*AUFGABE:* Welche Artikelnummer hat laut dem Text zum Fleischmann-Postzug die Neuheit von 2019?

Im Jahre 2013 erinnerte sich Fleischmann an sein Roco Erbe und brachte zusammen mit den Schürzenschnellzugwagen auch den Postwagen in Epoche II heraus; nach einem Jahr war er schon wieder verschwunden. Fleischmann hatte den Wagen eine Kurzkupplung spendiert.
Kommen wir zur Neuheit von 2019, dem Postzug mit der Artikelnummer #814509. Er besteht aus drei Varianten der o.g. Wagen. Hier eine Übersicht der Wagen:
Best.-Nr. |
Bauart |
Wagen-nummer |
LüP (Modell) |
Erstmals gebaut |
814509-1 |
Post4ü-35 a/21,6 |
4552 Ffm |
140 |
1982 |
814509-2 |
Post4ü-39 a/21,6 |
4797 Ffm |
140 |
1980 |
814509-3 |
PwPost4ü-28 |
100 004 Mü |
138 |
2005 |
Alle drei Wagen haben Revisionsdaten von 1957/58. Also waren die Wagen um 1958 unterwegs. Ein weiteres Detail zeigen die Wagenlauf-Anzeiger: Man kann Frankfurt- Würzburg- Nürnberg- München mit einiger Mühe entziffern. Ein Blick in den Zugbildungsplan „A“ vom Sommer 1956 zeigt, dass hierfür nur ein Zug in Frage kommt, nämlich der Expr 3002, der von Mainz über Würzburg und Nürnberg nach München fuhr. Unterwegs wurde am Zug fleißig rangiert: So setzte sich der Zug zwischen Würzburg und Nürnberg lt. Zugbildungsplan wie folgt zusammen: Lok- 4x Post4-2x Geh- Pw4- Post4- MPw- Gh. Zuglok müsste eine Ellok gewesen sein, denn die gesamte Strecke war 1958 elektrisch. So kommt nur eine E 10.1, E 17, E 18 oder E 41 in Frage.
Fleischmann schlägt für den Postzug die BR 23 vor. Loks der BR 23 mit Mischvorwärmer hatte das Bw Mainz, glaube aber kaum, dass die Loks über Frankfurt nach Würzburg über die Spessart-Steilrampe unter Oberleitung kamen. Höchstens wäre ein Einsatz bis Frankfurt Hbf möglich, denn dort war Kopfbahnhof und die Lok musste gewechselt werden und das nur bei Ausfall einer Ellok. Also hier kann der Modellbahner eine der o.g. Elloks als Zuglok auswählen, die es von Fleischmann, Hobbytrain, Piko oder Minitrix gibt/gab.
Es fällt auf, dass die Tür im Übergang bei dem Post4e-35 eigentlich überflüssig ist. Beim Original war die Tür mit einem Blech verschlossen. Der Übergang stammt wohl noch vom Reichspostwagen mit Faltenbälgen.

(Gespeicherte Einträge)
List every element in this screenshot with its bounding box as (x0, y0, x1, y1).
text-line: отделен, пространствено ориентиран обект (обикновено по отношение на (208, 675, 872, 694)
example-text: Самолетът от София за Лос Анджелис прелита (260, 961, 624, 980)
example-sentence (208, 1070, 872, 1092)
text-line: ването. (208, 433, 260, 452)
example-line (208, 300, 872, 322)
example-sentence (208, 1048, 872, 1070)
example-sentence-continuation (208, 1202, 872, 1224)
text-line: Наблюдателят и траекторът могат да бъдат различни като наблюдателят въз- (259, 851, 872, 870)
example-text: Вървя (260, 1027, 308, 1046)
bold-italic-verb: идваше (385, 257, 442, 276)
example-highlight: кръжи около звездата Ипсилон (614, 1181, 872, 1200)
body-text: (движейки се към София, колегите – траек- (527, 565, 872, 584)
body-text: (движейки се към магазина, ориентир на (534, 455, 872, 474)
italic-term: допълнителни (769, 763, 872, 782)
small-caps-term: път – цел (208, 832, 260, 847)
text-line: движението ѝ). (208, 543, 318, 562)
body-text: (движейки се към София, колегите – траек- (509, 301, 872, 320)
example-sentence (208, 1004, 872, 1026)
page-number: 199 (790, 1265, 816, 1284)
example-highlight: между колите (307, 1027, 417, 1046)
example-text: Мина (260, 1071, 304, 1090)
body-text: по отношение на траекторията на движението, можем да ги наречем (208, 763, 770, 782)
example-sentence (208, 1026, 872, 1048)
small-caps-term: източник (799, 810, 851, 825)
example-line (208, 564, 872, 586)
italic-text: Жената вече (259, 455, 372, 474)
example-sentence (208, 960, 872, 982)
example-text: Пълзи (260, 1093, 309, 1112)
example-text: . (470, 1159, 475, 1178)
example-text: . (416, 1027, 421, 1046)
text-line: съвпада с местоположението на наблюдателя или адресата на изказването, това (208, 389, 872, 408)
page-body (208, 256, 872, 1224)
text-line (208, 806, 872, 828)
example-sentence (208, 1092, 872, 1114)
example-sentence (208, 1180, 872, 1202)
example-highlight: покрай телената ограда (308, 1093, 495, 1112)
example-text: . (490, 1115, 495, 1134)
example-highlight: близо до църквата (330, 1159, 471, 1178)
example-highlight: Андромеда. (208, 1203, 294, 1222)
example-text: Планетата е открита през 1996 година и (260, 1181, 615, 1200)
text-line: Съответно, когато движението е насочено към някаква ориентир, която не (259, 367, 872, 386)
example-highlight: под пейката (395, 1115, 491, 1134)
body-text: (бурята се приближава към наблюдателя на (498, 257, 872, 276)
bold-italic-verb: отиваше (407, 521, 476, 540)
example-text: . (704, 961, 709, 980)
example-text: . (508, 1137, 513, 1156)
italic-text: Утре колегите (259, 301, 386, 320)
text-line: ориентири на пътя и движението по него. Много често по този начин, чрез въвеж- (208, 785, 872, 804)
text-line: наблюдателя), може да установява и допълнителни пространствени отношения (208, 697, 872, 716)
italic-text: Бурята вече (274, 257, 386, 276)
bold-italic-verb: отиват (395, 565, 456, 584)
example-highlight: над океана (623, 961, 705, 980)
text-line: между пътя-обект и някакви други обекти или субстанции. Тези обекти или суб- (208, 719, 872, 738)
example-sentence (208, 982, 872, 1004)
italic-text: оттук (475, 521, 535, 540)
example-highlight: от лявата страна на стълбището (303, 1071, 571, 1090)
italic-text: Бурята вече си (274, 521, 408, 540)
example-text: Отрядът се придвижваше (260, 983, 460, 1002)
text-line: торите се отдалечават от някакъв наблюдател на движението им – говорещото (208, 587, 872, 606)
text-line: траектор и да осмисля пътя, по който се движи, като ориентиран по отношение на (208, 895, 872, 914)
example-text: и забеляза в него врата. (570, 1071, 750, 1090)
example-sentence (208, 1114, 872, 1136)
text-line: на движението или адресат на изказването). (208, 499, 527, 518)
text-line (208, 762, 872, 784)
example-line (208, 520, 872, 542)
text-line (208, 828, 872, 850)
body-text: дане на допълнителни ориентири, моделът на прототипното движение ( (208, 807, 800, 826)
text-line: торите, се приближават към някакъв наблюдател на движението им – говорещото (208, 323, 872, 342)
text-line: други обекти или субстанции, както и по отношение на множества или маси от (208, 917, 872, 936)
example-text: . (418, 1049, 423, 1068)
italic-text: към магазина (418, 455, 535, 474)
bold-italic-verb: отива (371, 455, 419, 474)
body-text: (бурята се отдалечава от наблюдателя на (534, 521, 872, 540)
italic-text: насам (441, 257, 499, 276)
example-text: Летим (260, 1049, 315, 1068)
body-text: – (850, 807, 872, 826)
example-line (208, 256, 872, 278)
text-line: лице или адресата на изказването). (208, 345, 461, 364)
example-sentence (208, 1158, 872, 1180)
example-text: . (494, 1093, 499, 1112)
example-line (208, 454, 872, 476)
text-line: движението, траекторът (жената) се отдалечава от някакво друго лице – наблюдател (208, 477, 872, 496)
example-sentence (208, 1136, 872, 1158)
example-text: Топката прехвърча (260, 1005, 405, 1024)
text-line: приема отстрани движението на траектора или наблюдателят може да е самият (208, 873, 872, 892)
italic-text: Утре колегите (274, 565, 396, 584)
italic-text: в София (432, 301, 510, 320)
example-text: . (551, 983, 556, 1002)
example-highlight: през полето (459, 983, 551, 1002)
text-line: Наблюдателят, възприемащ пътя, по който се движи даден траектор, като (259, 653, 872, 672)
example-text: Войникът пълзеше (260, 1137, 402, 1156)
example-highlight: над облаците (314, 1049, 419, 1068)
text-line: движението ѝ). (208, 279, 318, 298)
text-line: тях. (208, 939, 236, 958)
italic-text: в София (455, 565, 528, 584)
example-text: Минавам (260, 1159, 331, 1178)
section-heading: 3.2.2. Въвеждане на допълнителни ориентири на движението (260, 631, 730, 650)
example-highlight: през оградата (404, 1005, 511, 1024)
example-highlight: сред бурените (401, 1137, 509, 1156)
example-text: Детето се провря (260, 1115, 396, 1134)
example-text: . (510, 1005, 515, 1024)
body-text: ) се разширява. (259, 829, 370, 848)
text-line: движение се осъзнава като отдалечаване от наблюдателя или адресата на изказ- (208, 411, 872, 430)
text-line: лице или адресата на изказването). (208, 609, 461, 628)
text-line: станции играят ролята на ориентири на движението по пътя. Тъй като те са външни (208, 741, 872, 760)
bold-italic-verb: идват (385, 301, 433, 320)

*ERGEBNIS:* #814509